> SUPPLIED MATERIAL:
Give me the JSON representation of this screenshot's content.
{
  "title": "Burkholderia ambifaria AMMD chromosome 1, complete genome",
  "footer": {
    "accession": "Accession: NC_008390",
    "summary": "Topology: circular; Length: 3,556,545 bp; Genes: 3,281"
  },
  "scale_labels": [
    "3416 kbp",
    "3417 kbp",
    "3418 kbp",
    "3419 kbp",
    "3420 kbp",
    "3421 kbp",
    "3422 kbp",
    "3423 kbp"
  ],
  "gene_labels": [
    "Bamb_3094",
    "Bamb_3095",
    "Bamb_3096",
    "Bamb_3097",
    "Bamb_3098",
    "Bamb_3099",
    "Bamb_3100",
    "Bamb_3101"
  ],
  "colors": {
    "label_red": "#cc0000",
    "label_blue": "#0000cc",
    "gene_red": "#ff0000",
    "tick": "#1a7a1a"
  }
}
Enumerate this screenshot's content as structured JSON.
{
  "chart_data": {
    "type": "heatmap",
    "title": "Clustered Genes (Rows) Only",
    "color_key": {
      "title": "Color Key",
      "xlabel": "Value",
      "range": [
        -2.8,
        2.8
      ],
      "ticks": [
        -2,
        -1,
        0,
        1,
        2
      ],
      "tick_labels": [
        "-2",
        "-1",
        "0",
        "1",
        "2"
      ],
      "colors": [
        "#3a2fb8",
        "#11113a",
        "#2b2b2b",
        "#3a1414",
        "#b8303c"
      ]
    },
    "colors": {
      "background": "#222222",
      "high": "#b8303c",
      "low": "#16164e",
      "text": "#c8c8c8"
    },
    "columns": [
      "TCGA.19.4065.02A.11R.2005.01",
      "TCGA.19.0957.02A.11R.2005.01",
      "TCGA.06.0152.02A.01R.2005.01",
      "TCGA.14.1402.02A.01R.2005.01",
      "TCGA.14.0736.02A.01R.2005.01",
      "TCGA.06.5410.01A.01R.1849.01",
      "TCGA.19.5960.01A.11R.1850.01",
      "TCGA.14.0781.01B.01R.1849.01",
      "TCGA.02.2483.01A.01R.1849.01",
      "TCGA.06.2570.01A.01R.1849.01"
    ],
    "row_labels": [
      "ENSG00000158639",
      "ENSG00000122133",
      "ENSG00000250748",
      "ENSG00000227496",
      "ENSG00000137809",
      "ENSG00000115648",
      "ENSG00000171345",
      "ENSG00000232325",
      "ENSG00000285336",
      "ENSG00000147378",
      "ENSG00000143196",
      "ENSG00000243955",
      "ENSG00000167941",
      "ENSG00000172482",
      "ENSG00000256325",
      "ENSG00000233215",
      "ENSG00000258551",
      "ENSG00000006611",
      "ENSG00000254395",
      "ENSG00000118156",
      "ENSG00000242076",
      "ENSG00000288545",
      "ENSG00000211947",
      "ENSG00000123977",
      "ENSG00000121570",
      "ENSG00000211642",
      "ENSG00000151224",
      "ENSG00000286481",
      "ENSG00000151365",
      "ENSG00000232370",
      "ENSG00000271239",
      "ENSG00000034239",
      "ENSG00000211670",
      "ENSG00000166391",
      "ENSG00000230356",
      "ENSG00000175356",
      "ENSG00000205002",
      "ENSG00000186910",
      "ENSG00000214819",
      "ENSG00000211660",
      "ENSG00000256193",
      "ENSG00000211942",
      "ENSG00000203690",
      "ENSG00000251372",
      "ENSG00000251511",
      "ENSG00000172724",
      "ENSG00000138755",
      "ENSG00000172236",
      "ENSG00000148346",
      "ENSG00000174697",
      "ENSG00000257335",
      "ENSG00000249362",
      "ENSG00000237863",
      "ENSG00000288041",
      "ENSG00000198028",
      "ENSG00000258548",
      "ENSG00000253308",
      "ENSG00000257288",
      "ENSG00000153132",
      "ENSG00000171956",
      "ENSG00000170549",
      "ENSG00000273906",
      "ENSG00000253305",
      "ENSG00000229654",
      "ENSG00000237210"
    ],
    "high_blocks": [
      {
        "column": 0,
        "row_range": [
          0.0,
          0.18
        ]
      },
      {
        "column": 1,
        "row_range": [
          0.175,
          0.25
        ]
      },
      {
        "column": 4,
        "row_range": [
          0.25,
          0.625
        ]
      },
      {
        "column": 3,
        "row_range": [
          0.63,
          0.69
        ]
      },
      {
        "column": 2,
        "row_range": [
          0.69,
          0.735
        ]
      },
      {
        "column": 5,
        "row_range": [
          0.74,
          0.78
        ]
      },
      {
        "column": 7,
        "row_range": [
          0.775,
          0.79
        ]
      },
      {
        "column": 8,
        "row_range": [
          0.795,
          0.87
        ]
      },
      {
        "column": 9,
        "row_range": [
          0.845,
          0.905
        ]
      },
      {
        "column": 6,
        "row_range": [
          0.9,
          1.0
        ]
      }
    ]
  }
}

> EXERCISE AIM: Print each entry exactly as it was written.

> OUTPUT OF THE EXERCISE:
Give me the JSON representation of this screenshot's content.
{
  "title": "Burkholderia ambifaria AMMD chromosome 1, complete genome",
  "footer": {
    "accession": "Accession: NC_008390",
    "summary": "Topology: circular; Length: 3,556,545 bp; Genes: 3,281"
  },
  "scale_labels": [
    "3416 kbp",
    "3417 kbp",
    "3418 kbp",
    "3419 kbp",
    "3420 kbp",
    "3421 kbp",
    "3422 kbp",
    "3423 kbp"
  ],
  "gene_labels": [
    "Bamb_3094",
    "Bamb_3095",
    "Bamb_3096",
    "Bamb_3097",
    "Bamb_3098",
    "Bamb_3099",
    "Bamb_3100",
    "Bamb_3101"
  ],
  "colors": {
    "label_red": "#cc0000",
    "label_blue": "#0000cc",
    "gene_red": "#ff0000",
    "tick": "#1a7a1a"
  }
}
Enumerate this screenshot's content as structured JSON.
{
  "chart_data": {
    "type": "heatmap",
    "title": "Clustered Genes (Rows) Only",
    "color_key": {
      "title": "Color Key",
      "xlabel": "Value",
      "range": [
        -2.8,
        2.8
      ],
      "ticks": [
        -2,
        -1,
        0,
        1,
        2
      ],
      "tick_labels": [
        "-2",
        "-1",
        "0",
        "1",
        "2"
      ],
      "colors": [
        "#3a2fb8",
        "#11113a",
        "#2b2b2b",
        "#3a1414",
        "#b8303c"
      ]
    },
    "colors": {
      "background": "#222222",
      "high": "#b8303c",
      "low": "#16164e",
      "text": "#c8c8c8"
    },
    "columns": [
      "TCGA.19.4065.02A.11R.2005.01",
      "TCGA.19.0957.02A.11R.2005.01",
      "TCGA.06.0152.02A.01R.2005.01",
      "TCGA.14.1402.02A.01R.2005.01",
      "TCGA.14.0736.02A.01R.2005.01",
      "TCGA.06.5410.01A.01R.1849.01",
      "TCGA.19.5960.01A.11R.1850.01",
      "TCGA.14.0781.01B.01R.1849.01",
      "TCGA.02.2483.01A.01R.1849.01",
      "TCGA.06.2570.01A.01R.1849.01"
    ],
    "row_labels": [
      "ENSG00000158639",
      "ENSG00000122133",
      "ENSG00000250748",
      "ENSG00000227496",
      "ENSG00000137809",
      "ENSG00000115648",
      "ENSG00000171345",
      "ENSG00000232325",
      "ENSG00000285336",
      "ENSG00000147378",
      "ENSG00000143196",
      "ENSG00000243955",
      "ENSG00000167941",
      "ENSG00000172482",
      "ENSG00000256325",
      "ENSG00000233215",
      "ENSG00000258551",
      "ENSG00000006611",
      "ENSG00000254395",
      "ENSG00000118156",
      "ENSG00000242076",
      "ENSG00000288545",
      "ENSG00000211947",
      "ENSG00000123977",
      "ENSG00000121570",
      "ENSG00000211642",
      "ENSG00000151224",
      "ENSG00000286481",
      "ENSG00000151365",
      "ENSG00000232370",
      "ENSG00000271239",
      "ENSG00000034239",
      "ENSG00000211670",
      "ENSG00000166391",
      "ENSG00000230356",
      "ENSG00000175356",
      "ENSG00000205002",
      "ENSG00000186910",
      "ENSG00000214819",
      "ENSG00000211660",
      "ENSG00000256193",
      "ENSG00000211942",
      "ENSG00000203690",
      "ENSG00000251372",
      "ENSG00000251511",
      "ENSG00000172724",
      "ENSG00000138755",
      "ENSG00000172236",
      "ENSG00000148346",
      "ENSG00000174697",
      "ENSG00000257335",
      "ENSG00000249362",
      "ENSG00000237863",
      "ENSG00000288041",
      "ENSG00000198028",
      "ENSG00000258548",
      "ENSG00000253308",
      "ENSG00000257288",
      "ENSG00000153132",
      "ENSG00000171956",
      "ENSG00000170549",
      "ENSG00000273906",
      "ENSG00000253305",
      "ENSG00000229654",
      "ENSG00000237210"
    ],
    "high_blocks": [
      {
        "column": 0,
        "row_range": [
          0.0,
          0.18
        ]
      },
      {
        "column": 1,
        "row_range": [
          0.175,
          0.25
        ]
      },
      {
        "column": 4,
        "row_range": [
          0.25,
          0.625
        ]
      },
      {
        "column": 3,
        "row_range": [
          0.63,
          0.69
        ]
      },
      {
        "column": 2,
        "row_range": [
          0.69,
          0.735
        ]
      },
      {
        "column": 5,
        "row_range": [
          0.74,
          0.78
        ]
      },
      {
        "column": 7,
        "row_range": [
          0.775,
          0.79
        ]
      },
      {
        "column": 8,
        "row_range": [
          0.795,
          0.87
        ]
      },
      {
        "column": 9,
        "row_range": [
          0.845,
          0.905
        ]
      },
      {
        "column": 6,
        "row_range": [
          0.9,
          1.0
        ]
      }
    ]
  }
}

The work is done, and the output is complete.